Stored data
------------------------

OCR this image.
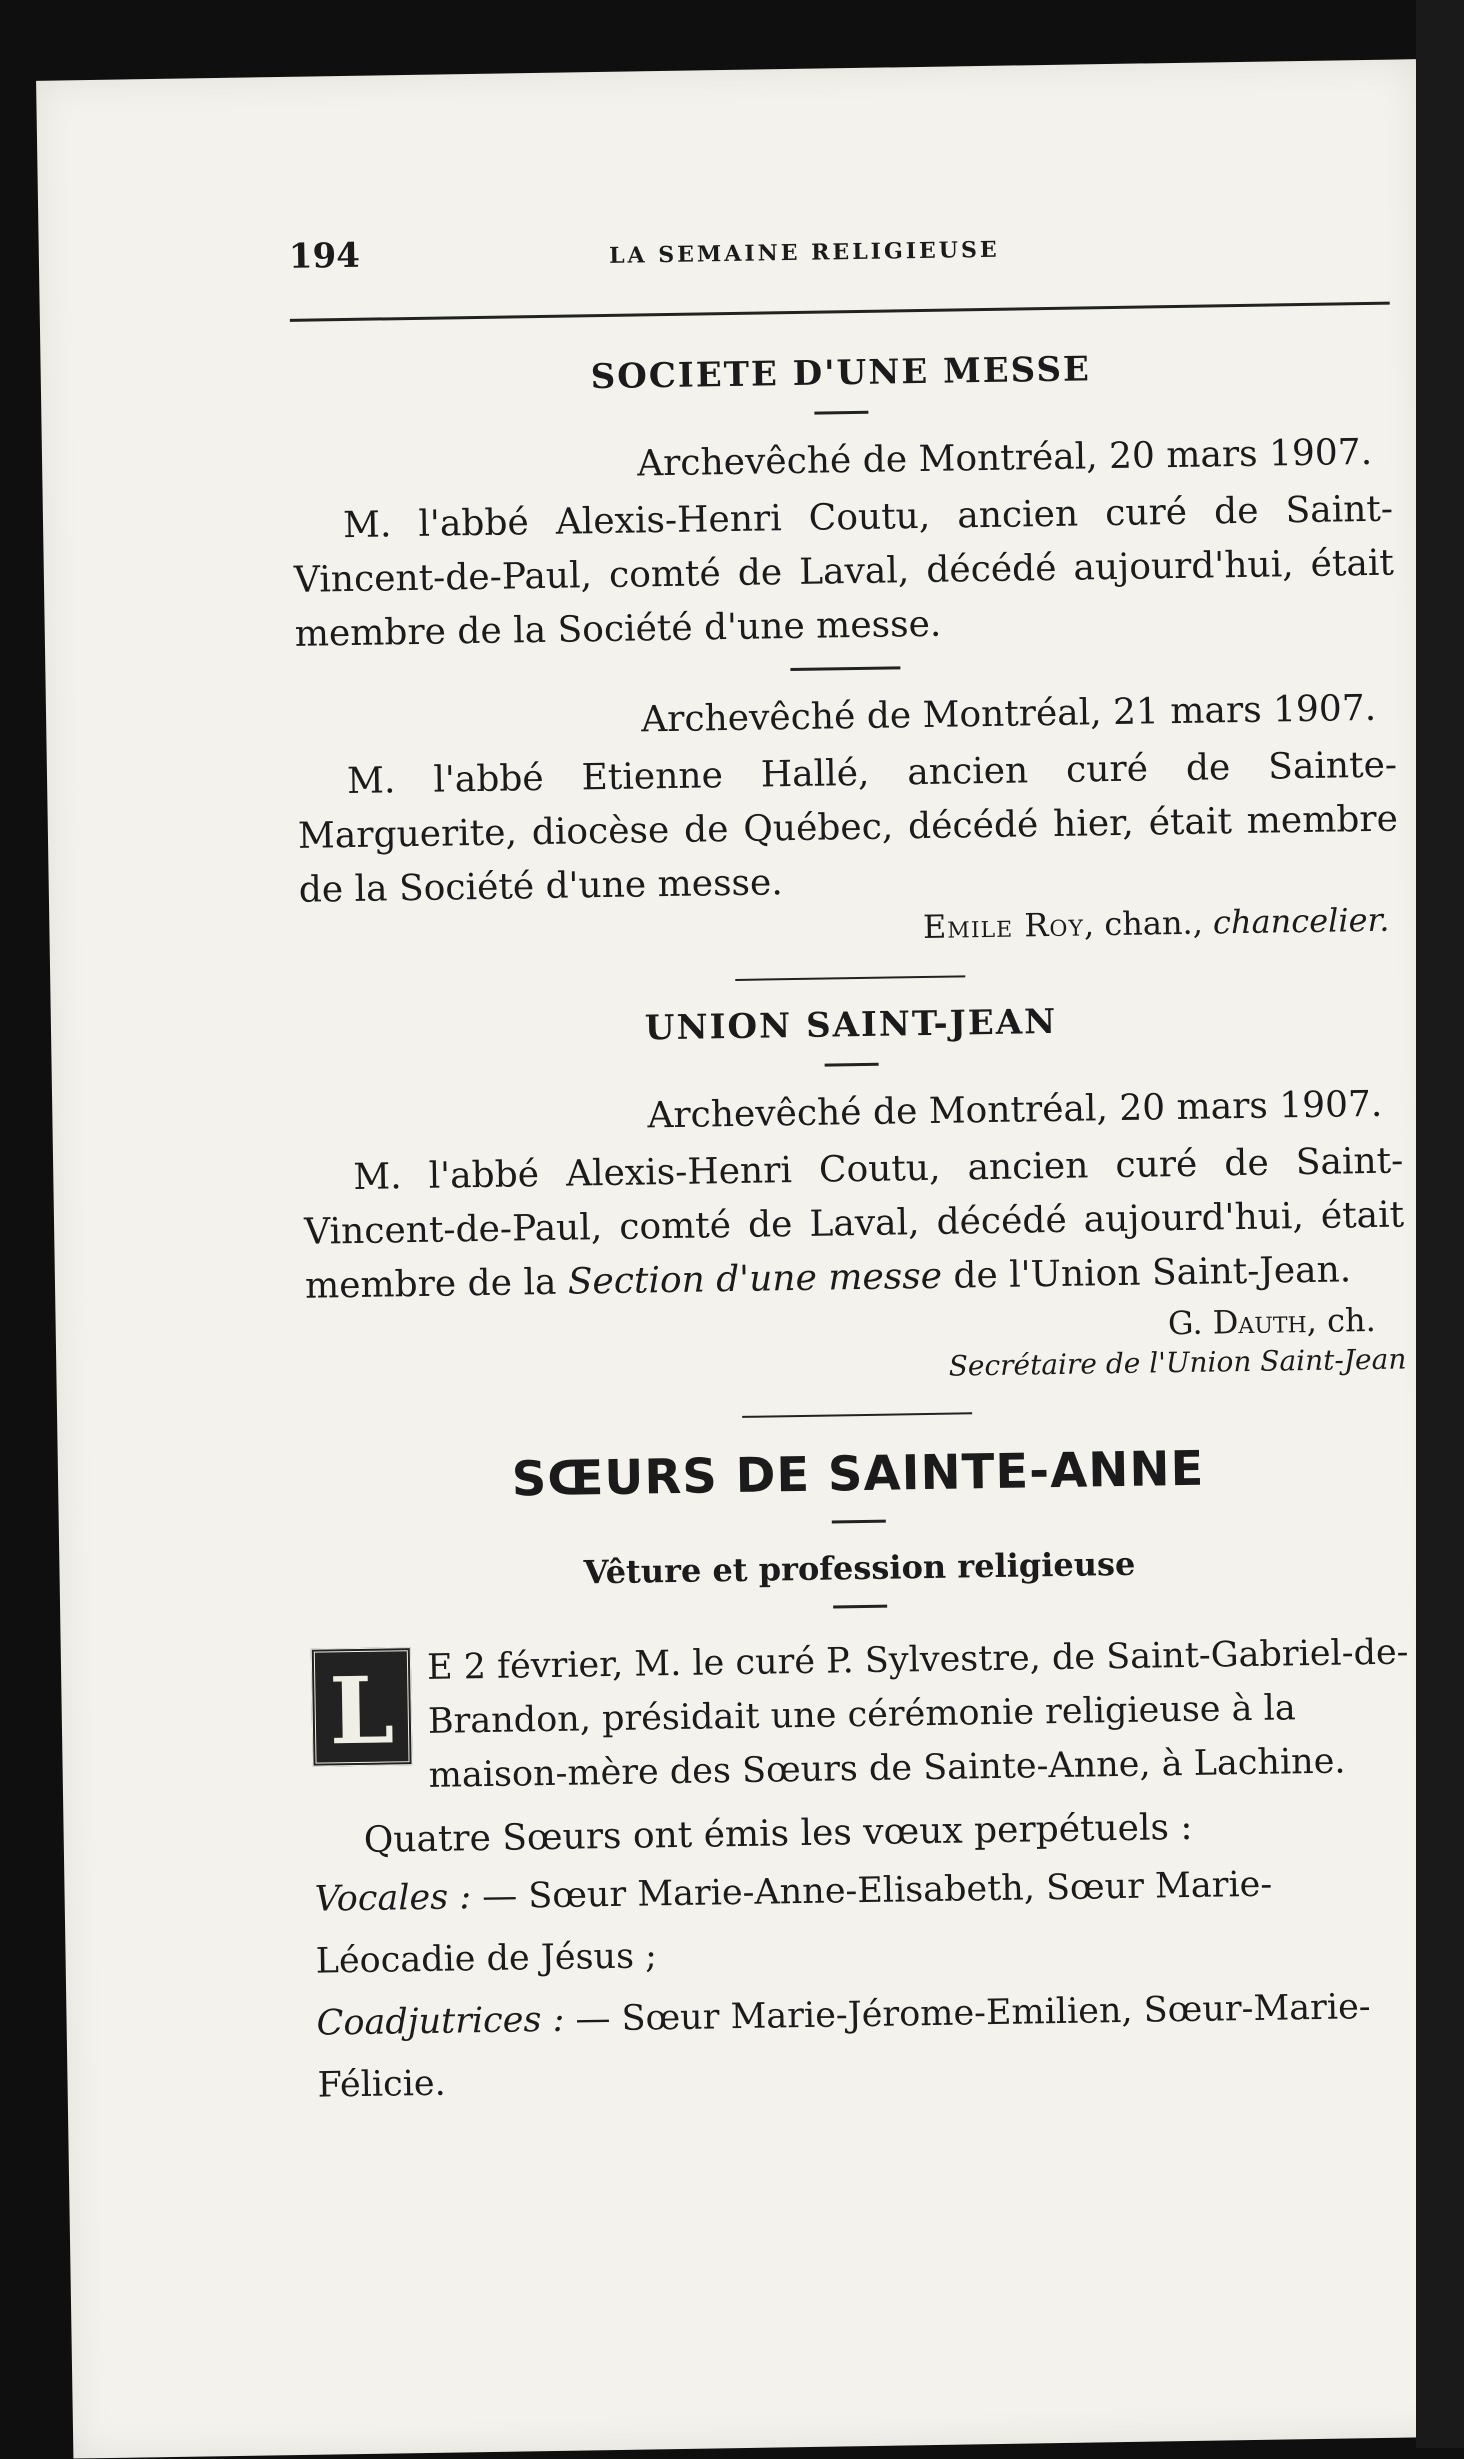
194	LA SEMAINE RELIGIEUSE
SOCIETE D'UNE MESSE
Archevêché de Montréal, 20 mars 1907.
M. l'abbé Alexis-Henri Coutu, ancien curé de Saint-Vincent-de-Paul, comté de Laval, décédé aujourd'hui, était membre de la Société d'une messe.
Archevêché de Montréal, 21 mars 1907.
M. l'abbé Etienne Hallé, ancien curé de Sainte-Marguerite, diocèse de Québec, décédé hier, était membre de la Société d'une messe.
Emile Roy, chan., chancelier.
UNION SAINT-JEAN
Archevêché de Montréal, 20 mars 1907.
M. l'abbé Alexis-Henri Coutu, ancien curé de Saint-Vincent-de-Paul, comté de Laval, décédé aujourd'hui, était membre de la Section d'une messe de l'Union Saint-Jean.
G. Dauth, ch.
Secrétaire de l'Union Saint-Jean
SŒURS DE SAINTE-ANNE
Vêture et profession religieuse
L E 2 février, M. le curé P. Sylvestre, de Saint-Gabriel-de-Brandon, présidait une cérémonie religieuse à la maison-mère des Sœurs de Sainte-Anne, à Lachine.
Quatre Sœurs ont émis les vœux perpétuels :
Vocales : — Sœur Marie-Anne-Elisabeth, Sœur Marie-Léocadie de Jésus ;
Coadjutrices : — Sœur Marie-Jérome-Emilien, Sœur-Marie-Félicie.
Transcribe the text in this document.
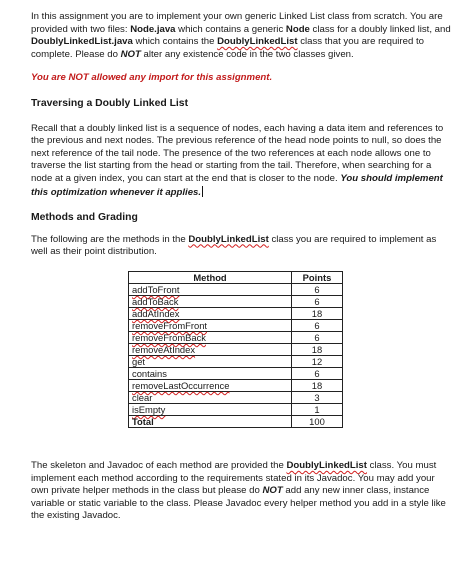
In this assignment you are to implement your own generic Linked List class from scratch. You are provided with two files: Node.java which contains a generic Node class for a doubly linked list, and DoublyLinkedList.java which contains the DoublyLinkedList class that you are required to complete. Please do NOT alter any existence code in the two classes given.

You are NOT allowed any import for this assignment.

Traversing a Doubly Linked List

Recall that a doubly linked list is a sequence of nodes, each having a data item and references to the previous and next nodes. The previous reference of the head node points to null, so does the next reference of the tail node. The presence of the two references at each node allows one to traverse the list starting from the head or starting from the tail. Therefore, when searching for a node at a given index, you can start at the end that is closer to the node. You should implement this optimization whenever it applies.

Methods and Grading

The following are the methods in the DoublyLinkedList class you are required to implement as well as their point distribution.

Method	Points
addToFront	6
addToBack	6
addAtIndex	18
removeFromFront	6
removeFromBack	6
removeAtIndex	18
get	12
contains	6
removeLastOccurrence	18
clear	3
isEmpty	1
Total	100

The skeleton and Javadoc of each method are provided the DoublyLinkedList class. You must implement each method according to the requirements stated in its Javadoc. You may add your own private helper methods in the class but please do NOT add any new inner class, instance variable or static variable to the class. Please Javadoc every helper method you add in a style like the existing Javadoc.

------------------------

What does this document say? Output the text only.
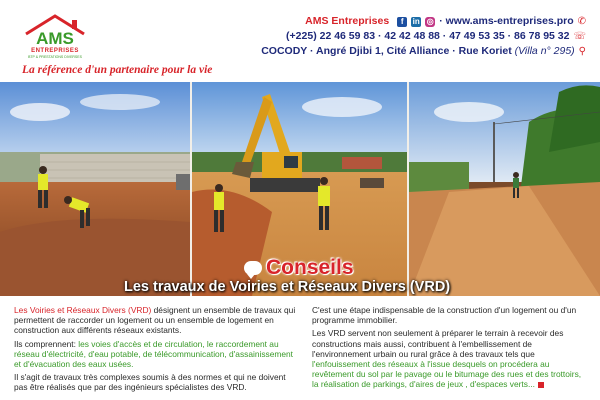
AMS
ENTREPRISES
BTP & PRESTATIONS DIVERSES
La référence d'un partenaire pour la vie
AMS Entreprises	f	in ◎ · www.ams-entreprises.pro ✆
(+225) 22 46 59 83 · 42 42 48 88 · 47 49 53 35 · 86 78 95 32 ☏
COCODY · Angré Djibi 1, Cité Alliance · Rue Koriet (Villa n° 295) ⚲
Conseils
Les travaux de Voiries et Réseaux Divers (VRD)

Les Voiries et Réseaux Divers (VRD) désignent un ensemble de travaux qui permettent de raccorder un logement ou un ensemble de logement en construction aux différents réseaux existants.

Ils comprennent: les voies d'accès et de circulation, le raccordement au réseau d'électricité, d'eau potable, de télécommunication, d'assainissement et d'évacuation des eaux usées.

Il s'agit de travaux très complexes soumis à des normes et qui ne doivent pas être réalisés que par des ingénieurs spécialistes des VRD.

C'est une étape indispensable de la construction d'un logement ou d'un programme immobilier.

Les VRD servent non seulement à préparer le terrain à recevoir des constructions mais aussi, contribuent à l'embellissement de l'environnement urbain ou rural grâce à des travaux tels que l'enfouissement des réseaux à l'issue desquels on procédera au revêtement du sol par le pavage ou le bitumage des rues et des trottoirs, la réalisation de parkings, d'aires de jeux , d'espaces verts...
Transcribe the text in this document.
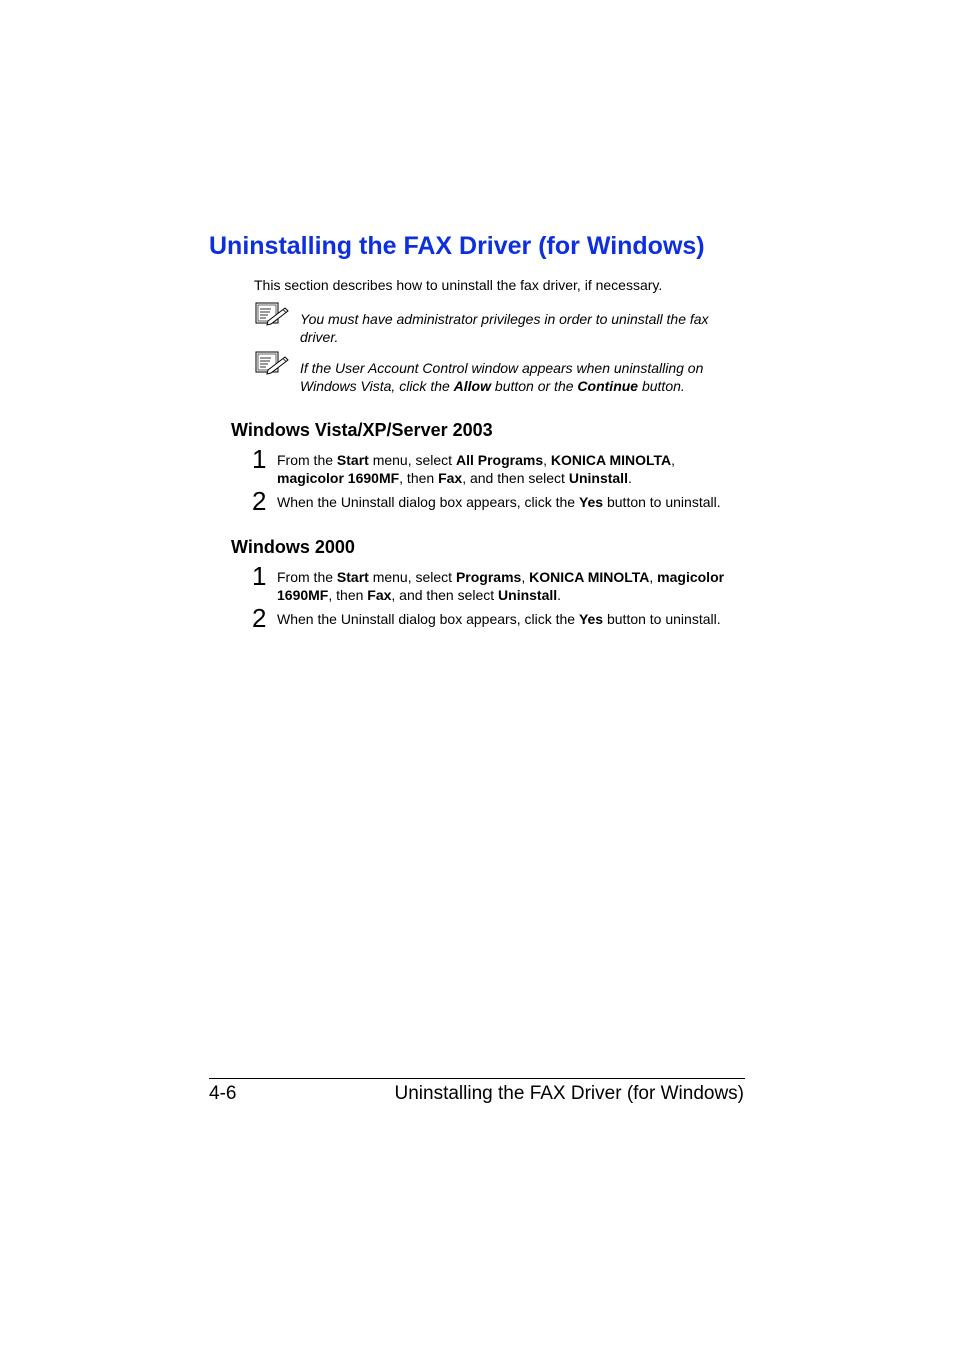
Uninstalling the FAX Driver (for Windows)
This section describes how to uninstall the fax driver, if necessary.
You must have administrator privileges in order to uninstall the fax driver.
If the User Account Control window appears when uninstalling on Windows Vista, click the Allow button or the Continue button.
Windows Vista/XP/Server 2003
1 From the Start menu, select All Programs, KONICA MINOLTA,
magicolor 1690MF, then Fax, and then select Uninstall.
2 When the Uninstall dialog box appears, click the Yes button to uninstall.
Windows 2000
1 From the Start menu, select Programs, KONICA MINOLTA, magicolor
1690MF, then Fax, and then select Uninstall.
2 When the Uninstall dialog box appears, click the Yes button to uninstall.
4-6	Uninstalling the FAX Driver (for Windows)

------------------------

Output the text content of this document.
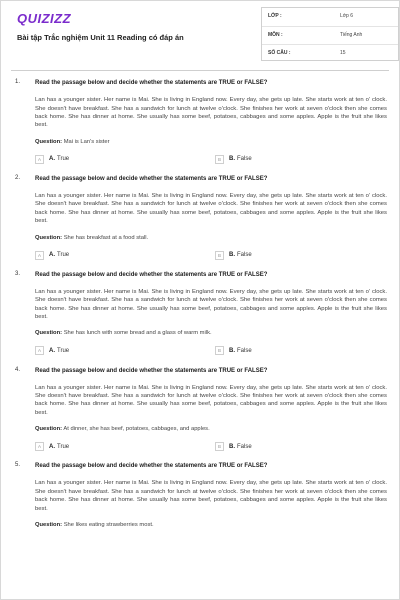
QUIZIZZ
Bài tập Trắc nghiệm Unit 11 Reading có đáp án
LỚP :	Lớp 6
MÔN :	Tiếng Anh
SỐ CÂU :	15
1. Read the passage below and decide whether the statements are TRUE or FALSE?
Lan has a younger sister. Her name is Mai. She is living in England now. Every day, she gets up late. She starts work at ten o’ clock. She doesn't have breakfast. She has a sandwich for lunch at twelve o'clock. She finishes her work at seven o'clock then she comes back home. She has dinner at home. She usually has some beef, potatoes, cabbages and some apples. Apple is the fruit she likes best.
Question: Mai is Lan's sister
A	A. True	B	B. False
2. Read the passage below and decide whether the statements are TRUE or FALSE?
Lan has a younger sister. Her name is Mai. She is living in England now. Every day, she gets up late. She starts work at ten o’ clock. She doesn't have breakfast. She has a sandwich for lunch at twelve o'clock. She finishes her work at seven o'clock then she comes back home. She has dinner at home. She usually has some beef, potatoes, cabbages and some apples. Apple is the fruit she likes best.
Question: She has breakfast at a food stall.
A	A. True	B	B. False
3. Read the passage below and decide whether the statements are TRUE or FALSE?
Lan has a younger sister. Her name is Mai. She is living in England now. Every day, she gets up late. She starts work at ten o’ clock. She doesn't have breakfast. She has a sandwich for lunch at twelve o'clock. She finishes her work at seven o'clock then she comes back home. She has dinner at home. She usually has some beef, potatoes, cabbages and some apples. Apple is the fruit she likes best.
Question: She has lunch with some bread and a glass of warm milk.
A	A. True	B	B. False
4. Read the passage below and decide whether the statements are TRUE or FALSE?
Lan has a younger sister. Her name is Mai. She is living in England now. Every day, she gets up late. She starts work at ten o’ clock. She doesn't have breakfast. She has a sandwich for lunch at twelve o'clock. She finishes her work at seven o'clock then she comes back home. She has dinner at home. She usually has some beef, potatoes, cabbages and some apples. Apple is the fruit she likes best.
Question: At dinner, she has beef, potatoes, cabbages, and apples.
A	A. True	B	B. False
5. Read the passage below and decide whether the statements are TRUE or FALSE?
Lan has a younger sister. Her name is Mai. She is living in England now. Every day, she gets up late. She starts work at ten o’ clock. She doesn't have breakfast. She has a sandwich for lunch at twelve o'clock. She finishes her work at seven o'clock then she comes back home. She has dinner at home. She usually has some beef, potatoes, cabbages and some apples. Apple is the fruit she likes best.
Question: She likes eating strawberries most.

------------------------

Requirement:
Scan the listing above. Collect all lines with the word "must".

Task answer:
The skeleton and Javadoc of each method are provided the DoublyLinkedList class. You must implement each method according to the requirements stated in its Javadoc. You may add your own private helper methods in the class but please do NOT add any new inner class, instance variable or static variable to the class. Please Javadoc every helper method you add in a style like the existing Javadoc.
You must have administrator privileges in order to uninstall the fax driver.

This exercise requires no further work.